Task:
Print the entire listing. Each line must match the original exactly.

Data rows:
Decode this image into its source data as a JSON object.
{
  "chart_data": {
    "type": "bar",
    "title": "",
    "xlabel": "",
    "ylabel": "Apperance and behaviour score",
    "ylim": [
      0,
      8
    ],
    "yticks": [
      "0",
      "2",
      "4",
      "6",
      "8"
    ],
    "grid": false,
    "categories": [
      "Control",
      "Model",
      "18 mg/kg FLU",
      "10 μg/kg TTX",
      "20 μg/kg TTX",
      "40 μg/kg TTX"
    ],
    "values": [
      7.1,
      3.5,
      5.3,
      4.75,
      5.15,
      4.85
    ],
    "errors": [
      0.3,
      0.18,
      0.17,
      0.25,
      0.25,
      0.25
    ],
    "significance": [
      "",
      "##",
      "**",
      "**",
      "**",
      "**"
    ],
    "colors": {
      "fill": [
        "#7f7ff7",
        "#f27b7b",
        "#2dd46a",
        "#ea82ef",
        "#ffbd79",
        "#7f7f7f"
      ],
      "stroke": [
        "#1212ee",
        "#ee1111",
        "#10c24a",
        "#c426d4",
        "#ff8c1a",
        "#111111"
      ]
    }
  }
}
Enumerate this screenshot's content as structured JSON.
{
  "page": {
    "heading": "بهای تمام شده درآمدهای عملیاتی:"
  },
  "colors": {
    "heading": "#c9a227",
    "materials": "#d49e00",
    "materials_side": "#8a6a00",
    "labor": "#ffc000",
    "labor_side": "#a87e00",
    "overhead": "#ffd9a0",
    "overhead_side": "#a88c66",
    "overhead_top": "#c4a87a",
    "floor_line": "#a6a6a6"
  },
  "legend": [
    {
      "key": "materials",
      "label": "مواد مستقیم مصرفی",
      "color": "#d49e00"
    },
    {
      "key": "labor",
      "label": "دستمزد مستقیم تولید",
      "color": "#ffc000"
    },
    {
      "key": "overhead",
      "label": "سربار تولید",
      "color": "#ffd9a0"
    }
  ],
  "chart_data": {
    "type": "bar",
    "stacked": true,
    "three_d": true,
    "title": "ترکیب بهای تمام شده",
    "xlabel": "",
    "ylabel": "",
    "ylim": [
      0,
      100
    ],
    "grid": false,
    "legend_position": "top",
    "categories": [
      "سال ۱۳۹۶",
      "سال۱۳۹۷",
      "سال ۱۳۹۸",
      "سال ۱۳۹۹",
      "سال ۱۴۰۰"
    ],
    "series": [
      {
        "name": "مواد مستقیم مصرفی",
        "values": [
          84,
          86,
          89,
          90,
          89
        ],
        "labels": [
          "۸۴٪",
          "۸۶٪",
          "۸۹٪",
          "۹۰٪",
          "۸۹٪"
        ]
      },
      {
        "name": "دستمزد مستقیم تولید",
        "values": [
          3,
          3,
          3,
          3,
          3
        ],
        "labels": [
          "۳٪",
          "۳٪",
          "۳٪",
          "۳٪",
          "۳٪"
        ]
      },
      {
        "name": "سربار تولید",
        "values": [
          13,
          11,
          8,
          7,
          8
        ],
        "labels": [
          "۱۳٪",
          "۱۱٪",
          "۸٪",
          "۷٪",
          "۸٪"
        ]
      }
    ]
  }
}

Exercise answer:
Decode this image into its source data as a JSON object.
{
  "chart_data": {
    "type": "bar",
    "title": "",
    "xlabel": "",
    "ylabel": "Apperance and behaviour score",
    "ylim": [
      0,
      8
    ],
    "yticks": [
      "0",
      "2",
      "4",
      "6",
      "8"
    ],
    "grid": false,
    "categories": [
      "Control",
      "Model",
      "18 mg/kg FLU",
      "10 μg/kg TTX",
      "20 μg/kg TTX",
      "40 μg/kg TTX"
    ],
    "values": [
      7.1,
      3.5,
      5.3,
      4.75,
      5.15,
      4.85
    ],
    "errors": [
      0.3,
      0.18,
      0.17,
      0.25,
      0.25,
      0.25
    ],
    "significance": [
      "",
      "##",
      "**",
      "**",
      "**",
      "**"
    ],
    "colors": {
      "fill": [
        "#7f7ff7",
        "#f27b7b",
        "#2dd46a",
        "#ea82ef",
        "#ffbd79",
        "#7f7f7f"
      ],
      "stroke": [
        "#1212ee",
        "#ee1111",
        "#10c24a",
        "#c426d4",
        "#ff8c1a",
        "#111111"
      ]
    }
  }
}
Enumerate this screenshot's content as structured JSON.
{
  "page": {
    "heading": "بهای تمام شده درآمدهای عملیاتی:"
  },
  "colors": {
    "heading": "#c9a227",
    "materials": "#d49e00",
    "materials_side": "#8a6a00",
    "labor": "#ffc000",
    "labor_side": "#a87e00",
    "overhead": "#ffd9a0",
    "overhead_side": "#a88c66",
    "overhead_top": "#c4a87a",
    "floor_line": "#a6a6a6"
  },
  "legend": [
    {
      "key": "materials",
      "label": "مواد مستقیم مصرفی",
      "color": "#d49e00"
    },
    {
      "key": "labor",
      "label": "دستمزد مستقیم تولید",
      "color": "#ffc000"
    },
    {
      "key": "overhead",
      "label": "سربار تولید",
      "color": "#ffd9a0"
    }
  ],
  "chart_data": {
    "type": "bar",
    "stacked": true,
    "three_d": true,
    "title": "ترکیب بهای تمام شده",
    "xlabel": "",
    "ylabel": "",
    "ylim": [
      0,
      100
    ],
    "grid": false,
    "legend_position": "top",
    "categories": [
      "سال ۱۳۹۶",
      "سال۱۳۹۷",
      "سال ۱۳۹۸",
      "سال ۱۳۹۹",
      "سال ۱۴۰۰"
    ],
    "series": [
      {
        "name": "مواد مستقیم مصرفی",
        "values": [
          84,
          86,
          89,
          90,
          89
        ],
        "labels": [
          "۸۴٪",
          "۸۶٪",
          "۸۹٪",
          "۹۰٪",
          "۸۹٪"
        ]
      },
      {
        "name": "دستمزد مستقیم تولید",
        "values": [
          3,
          3,
          3,
          3,
          3
        ],
        "labels": [
          "۳٪",
          "۳٪",
          "۳٪",
          "۳٪",
          "۳٪"
        ]
      },
      {
        "name": "سربار تولید",
        "values": [
          13,
          11,
          8,
          7,
          8
        ],
        "labels": [
          "۱۳٪",
          "۱۱٪",
          "۸٪",
          "۷٪",
          "۸٪"
        ]
      }
    ]
  }
}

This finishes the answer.